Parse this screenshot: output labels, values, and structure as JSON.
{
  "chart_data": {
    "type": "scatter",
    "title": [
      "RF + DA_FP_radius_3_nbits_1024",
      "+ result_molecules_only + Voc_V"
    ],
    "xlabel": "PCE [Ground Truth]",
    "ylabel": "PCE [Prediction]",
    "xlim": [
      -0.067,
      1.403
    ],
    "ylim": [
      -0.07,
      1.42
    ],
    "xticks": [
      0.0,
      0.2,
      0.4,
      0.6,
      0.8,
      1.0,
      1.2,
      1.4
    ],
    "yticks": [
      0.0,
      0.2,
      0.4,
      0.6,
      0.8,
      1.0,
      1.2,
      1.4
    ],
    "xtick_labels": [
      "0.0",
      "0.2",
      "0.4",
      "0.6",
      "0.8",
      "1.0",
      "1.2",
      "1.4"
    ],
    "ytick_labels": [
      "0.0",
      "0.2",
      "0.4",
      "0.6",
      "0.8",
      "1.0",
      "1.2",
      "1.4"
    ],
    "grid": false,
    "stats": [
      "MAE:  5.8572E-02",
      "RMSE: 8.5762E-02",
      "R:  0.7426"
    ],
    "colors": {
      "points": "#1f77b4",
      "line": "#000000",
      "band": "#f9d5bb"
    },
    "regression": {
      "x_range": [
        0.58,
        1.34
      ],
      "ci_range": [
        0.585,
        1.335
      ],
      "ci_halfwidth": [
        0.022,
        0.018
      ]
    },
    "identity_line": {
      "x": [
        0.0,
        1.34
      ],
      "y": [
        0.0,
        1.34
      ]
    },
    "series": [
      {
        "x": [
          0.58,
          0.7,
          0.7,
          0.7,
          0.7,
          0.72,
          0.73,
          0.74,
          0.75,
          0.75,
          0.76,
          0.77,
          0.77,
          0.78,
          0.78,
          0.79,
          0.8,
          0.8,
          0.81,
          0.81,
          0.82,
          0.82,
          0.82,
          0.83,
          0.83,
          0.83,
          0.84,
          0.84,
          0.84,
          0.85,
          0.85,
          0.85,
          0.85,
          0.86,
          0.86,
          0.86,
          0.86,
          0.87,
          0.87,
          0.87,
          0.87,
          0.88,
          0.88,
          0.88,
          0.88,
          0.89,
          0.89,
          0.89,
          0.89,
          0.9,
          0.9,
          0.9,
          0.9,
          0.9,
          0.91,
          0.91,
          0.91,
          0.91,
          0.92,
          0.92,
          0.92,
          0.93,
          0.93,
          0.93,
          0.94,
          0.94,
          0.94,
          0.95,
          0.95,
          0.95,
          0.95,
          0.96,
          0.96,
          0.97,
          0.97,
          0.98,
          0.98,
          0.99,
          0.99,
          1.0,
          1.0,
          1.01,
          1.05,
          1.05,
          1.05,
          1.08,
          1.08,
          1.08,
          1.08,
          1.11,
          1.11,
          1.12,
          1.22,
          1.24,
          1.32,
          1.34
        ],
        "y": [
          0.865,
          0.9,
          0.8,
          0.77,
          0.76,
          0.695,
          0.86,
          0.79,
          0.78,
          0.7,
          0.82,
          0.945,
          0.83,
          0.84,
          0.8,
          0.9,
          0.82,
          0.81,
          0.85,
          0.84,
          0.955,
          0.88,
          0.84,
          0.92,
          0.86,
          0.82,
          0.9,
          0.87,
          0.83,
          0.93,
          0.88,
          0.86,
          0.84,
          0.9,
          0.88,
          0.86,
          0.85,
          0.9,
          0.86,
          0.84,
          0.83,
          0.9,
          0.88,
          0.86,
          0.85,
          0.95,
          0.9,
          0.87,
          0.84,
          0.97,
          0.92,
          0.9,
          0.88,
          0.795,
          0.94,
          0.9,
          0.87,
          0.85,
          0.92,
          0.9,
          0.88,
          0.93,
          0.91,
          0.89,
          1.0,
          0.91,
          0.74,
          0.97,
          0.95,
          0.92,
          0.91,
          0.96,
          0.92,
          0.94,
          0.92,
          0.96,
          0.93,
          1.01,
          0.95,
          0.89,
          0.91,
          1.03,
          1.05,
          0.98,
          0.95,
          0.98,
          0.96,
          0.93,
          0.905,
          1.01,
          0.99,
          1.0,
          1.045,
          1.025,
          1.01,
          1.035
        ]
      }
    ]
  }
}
================
* [Written task]: Extract the complete listing above, reproducing each line exactly.

* [Exercise result]:
Parse this screenshot: output labels, values, and structure as JSON.
{
  "chart_data": {
    "type": "scatter",
    "title": [
      "RF + DA_FP_radius_3_nbits_1024",
      "+ result_molecules_only + Voc_V"
    ],
    "xlabel": "PCE [Ground Truth]",
    "ylabel": "PCE [Prediction]",
    "xlim": [
      -0.067,
      1.403
    ],
    "ylim": [
      -0.07,
      1.42
    ],
    "xticks": [
      0.0,
      0.2,
      0.4,
      0.6,
      0.8,
      1.0,
      1.2,
      1.4
    ],
    "yticks": [
      0.0,
      0.2,
      0.4,
      0.6,
      0.8,
      1.0,
      1.2,
      1.4
    ],
    "xtick_labels": [
      "0.0",
      "0.2",
      "0.4",
      "0.6",
      "0.8",
      "1.0",
      "1.2",
      "1.4"
    ],
    "ytick_labels": [
      "0.0",
      "0.2",
      "0.4",
      "0.6",
      "0.8",
      "1.0",
      "1.2",
      "1.4"
    ],
    "grid": false,
    "stats": [
      "MAE:  5.8572E-02",
      "RMSE: 8.5762E-02",
      "R:  0.7426"
    ],
    "colors": {
      "points": "#1f77b4",
      "line": "#000000",
      "band": "#f9d5bb"
    },
    "regression": {
      "x_range": [
        0.58,
        1.34
      ],
      "ci_range": [
        0.585,
        1.335
      ],
      "ci_halfwidth": [
        0.022,
        0.018
      ]
    },
    "identity_line": {
      "x": [
        0.0,
        1.34
      ],
      "y": [
        0.0,
        1.34
      ]
    },
    "series": [
      {
        "x": [
          0.58,
          0.7,
          0.7,
          0.7,
          0.7,
          0.72,
          0.73,
          0.74,
          0.75,
          0.75,
          0.76,
          0.77,
          0.77,
          0.78,
          0.78,
          0.79,
          0.8,
          0.8,
          0.81,
          0.81,
          0.82,
          0.82,
          0.82,
          0.83,
          0.83,
          0.83,
          0.84,
          0.84,
          0.84,
          0.85,
          0.85,
          0.85,
          0.85,
          0.86,
          0.86,
          0.86,
          0.86,
          0.87,
          0.87,
          0.87,
          0.87,
          0.88,
          0.88,
          0.88,
          0.88,
          0.89,
          0.89,
          0.89,
          0.89,
          0.9,
          0.9,
          0.9,
          0.9,
          0.9,
          0.91,
          0.91,
          0.91,
          0.91,
          0.92,
          0.92,
          0.92,
          0.93,
          0.93,
          0.93,
          0.94,
          0.94,
          0.94,
          0.95,
          0.95,
          0.95,
          0.95,
          0.96,
          0.96,
          0.97,
          0.97,
          0.98,
          0.98,
          0.99,
          0.99,
          1.0,
          1.0,
          1.01,
          1.05,
          1.05,
          1.05,
          1.08,
          1.08,
          1.08,
          1.08,
          1.11,
          1.11,
          1.12,
          1.22,
          1.24,
          1.32,
          1.34
        ],
        "y": [
          0.865,
          0.9,
          0.8,
          0.77,
          0.76,
          0.695,
          0.86,
          0.79,
          0.78,
          0.7,
          0.82,
          0.945,
          0.83,
          0.84,
          0.8,
          0.9,
          0.82,
          0.81,
          0.85,
          0.84,
          0.955,
          0.88,
          0.84,
          0.92,
          0.86,
          0.82,
          0.9,
          0.87,
          0.83,
          0.93,
          0.88,
          0.86,
          0.84,
          0.9,
          0.88,
          0.86,
          0.85,
          0.9,
          0.86,
          0.84,
          0.83,
          0.9,
          0.88,
          0.86,
          0.85,
          0.95,
          0.9,
          0.87,
          0.84,
          0.97,
          0.92,
          0.9,
          0.88,
          0.795,
          0.94,
          0.9,
          0.87,
          0.85,
          0.92,
          0.9,
          0.88,
          0.93,
          0.91,
          0.89,
          1.0,
          0.91,
          0.74,
          0.97,
          0.95,
          0.92,
          0.91,
          0.96,
          0.92,
          0.94,
          0.92,
          0.96,
          0.93,
          1.01,
          0.95,
          0.89,
          0.91,
          1.03,
          1.05,
          0.98,
          0.95,
          0.98,
          0.96,
          0.93,
          0.905,
          1.01,
          0.99,
          1.0,
          1.045,
          1.025,
          1.01,
          1.035
        ]
      }
    ]
  }
}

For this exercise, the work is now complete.